◆ Direction ◆
Take every line where the string "betalen" appears and copy it.

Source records
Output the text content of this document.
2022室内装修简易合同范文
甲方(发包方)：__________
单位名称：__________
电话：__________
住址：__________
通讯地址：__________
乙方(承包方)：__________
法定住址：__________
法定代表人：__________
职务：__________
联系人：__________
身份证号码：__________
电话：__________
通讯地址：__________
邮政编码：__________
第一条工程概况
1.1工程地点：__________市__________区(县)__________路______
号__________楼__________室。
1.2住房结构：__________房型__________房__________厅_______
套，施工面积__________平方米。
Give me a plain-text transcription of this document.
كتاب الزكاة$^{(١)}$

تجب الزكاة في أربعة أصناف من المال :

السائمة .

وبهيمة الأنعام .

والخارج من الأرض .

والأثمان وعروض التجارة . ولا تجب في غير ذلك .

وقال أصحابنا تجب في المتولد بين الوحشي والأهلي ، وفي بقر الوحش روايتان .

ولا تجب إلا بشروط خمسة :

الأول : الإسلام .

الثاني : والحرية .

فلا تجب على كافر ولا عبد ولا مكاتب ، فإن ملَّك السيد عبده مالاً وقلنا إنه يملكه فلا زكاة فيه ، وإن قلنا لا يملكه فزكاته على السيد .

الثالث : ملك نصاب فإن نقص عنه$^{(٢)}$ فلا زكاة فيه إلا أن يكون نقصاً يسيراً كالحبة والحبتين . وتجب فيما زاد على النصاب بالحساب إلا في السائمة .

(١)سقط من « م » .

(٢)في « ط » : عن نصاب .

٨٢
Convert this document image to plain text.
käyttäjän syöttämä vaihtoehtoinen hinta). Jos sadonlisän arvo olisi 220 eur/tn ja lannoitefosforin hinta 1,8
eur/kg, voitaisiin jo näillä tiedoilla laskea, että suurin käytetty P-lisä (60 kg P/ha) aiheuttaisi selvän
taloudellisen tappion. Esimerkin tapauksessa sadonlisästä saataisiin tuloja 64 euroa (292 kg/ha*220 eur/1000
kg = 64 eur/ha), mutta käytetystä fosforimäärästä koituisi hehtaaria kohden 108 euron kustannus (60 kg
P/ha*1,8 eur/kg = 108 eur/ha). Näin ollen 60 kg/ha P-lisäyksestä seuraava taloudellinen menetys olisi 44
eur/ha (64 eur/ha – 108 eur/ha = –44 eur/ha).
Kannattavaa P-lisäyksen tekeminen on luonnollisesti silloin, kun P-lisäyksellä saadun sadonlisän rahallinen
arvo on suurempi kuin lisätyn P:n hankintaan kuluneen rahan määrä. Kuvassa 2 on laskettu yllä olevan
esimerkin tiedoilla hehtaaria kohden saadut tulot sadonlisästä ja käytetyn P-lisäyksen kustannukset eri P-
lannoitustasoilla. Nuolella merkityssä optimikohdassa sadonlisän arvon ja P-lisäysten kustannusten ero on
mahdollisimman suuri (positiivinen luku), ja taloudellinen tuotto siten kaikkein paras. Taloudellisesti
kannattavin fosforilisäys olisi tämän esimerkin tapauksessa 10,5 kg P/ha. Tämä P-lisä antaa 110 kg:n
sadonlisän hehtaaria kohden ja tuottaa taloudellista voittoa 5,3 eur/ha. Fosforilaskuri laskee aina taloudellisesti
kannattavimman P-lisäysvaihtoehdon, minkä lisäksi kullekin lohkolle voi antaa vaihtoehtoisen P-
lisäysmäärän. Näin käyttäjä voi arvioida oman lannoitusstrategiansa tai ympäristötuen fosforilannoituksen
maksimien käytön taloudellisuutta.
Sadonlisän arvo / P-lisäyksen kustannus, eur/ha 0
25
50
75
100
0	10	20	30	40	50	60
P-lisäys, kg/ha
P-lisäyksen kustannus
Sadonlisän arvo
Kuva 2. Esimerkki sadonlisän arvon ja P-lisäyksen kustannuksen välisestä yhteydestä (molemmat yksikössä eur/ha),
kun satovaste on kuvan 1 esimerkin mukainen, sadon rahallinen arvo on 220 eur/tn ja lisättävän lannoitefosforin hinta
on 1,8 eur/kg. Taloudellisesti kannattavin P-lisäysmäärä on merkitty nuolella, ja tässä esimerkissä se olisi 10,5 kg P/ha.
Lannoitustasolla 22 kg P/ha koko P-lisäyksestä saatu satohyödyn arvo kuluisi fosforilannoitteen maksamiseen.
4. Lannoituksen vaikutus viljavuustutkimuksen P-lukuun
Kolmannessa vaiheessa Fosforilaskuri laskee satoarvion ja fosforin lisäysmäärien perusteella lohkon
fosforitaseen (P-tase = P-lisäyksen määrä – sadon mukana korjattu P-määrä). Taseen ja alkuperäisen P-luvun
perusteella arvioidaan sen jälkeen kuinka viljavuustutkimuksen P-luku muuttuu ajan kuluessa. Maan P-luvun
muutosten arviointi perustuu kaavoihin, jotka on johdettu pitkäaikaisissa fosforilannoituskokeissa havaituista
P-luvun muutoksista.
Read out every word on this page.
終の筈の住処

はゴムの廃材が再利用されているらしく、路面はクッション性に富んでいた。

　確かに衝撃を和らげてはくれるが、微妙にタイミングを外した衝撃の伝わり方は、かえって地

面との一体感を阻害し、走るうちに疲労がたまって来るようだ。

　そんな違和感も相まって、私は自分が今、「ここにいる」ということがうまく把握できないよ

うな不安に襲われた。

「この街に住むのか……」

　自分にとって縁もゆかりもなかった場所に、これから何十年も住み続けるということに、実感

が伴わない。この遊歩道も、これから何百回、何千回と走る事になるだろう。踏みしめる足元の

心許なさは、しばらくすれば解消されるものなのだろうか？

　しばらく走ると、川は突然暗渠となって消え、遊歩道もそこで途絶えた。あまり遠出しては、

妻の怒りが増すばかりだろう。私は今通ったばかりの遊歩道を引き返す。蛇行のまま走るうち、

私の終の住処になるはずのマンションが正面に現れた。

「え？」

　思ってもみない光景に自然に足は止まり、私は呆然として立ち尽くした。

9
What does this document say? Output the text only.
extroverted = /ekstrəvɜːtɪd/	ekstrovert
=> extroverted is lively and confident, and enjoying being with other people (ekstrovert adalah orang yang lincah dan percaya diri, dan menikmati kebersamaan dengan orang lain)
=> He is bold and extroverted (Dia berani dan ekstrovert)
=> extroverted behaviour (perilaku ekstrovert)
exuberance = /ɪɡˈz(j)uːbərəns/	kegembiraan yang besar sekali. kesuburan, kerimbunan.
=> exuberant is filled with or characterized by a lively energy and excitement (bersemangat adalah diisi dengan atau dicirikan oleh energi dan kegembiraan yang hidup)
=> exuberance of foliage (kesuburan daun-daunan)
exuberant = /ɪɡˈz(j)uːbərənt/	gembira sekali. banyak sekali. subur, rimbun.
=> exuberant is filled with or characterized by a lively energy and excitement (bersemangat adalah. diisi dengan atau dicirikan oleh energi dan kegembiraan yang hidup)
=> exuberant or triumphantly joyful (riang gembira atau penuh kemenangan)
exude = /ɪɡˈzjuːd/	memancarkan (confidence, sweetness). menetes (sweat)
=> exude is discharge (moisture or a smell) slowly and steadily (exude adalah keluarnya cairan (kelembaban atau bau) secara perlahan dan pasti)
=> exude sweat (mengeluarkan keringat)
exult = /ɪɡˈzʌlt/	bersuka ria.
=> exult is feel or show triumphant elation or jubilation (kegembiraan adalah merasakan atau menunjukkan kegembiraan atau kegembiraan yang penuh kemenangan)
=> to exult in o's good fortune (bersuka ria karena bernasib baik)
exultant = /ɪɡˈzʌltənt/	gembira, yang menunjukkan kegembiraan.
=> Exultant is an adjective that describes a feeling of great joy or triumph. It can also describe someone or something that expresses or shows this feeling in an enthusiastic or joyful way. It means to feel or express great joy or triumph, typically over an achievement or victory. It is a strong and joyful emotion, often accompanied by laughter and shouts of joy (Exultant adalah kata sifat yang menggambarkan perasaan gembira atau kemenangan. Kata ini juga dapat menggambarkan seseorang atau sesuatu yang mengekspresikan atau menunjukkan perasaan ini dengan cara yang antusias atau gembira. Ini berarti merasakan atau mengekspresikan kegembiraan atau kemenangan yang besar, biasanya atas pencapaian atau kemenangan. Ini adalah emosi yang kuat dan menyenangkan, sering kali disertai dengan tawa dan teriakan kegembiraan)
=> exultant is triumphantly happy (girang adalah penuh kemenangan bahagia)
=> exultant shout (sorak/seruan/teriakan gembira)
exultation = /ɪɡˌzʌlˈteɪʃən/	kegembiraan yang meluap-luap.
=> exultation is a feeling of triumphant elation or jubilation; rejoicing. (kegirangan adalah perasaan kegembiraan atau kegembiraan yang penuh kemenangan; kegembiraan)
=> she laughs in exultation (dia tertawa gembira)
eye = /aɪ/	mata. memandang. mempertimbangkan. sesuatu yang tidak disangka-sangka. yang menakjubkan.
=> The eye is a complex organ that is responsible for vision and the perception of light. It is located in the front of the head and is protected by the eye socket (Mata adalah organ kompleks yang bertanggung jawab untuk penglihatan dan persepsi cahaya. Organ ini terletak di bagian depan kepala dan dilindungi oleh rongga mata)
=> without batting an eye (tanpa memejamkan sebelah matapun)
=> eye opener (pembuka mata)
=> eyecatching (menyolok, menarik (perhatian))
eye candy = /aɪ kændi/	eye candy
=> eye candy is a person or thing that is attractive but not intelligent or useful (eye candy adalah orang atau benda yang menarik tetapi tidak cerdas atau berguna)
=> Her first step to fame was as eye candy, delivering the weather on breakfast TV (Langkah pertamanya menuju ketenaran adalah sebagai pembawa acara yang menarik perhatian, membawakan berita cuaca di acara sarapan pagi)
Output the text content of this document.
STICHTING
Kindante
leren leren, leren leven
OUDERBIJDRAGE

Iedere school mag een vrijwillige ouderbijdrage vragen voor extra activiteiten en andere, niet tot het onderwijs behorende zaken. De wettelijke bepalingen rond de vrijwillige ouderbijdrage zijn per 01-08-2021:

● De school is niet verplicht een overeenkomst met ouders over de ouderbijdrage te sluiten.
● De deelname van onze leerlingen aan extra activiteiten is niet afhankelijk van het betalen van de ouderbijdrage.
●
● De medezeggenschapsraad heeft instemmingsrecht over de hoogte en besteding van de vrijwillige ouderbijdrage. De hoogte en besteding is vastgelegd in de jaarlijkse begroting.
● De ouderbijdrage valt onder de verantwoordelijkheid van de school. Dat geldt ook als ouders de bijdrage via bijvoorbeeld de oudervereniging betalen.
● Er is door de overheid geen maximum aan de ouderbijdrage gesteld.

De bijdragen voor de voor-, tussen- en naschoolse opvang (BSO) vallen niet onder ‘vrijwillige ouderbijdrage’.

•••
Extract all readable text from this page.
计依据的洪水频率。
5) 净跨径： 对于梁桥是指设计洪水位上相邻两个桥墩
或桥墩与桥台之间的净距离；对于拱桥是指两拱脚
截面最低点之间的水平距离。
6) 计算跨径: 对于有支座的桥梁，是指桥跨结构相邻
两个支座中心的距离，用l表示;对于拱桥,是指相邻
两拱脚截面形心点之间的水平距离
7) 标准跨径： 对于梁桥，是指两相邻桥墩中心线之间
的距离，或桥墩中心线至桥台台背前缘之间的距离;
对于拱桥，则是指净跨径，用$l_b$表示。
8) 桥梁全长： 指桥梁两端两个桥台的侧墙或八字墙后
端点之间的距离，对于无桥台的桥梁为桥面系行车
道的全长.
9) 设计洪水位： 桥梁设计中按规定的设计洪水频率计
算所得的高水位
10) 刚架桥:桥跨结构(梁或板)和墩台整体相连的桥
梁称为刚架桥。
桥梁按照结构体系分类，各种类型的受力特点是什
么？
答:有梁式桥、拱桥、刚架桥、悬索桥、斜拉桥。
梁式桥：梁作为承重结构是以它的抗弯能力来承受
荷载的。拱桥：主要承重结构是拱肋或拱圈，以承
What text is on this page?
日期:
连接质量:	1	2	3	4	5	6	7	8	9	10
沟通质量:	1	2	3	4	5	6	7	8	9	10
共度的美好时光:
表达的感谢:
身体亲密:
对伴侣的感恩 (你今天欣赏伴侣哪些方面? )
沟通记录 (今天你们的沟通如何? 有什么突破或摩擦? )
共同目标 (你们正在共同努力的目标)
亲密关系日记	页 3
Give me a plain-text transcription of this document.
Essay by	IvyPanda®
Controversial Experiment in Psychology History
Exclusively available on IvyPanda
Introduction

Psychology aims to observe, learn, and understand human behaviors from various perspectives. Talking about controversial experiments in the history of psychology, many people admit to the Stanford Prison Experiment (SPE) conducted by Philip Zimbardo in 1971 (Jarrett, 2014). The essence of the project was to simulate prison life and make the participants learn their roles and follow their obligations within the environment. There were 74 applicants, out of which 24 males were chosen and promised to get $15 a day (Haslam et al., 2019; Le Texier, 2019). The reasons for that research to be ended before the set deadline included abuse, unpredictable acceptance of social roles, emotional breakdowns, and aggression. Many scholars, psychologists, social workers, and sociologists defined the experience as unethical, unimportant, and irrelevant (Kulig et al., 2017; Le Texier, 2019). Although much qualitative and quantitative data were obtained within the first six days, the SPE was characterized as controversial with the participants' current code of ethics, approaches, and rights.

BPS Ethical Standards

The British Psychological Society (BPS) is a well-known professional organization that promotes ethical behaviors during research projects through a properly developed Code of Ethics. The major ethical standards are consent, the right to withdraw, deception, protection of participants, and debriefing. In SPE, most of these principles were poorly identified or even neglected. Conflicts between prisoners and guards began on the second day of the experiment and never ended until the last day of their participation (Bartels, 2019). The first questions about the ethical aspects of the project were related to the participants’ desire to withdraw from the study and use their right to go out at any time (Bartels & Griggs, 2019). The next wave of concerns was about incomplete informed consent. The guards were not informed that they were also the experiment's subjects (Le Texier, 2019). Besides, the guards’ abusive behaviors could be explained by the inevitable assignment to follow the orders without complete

◆ Answer below ◆
● De deelname van onze leerlingen aan extra activiteiten is niet afhankelijk van het betalen van de ouderbijdrage.
● De ouderbijdrage valt onder de verantwoordelijkheid van de school. Dat geldt ook als ouders de bijdrage via bijvoorbeeld de oudervereniging betalen.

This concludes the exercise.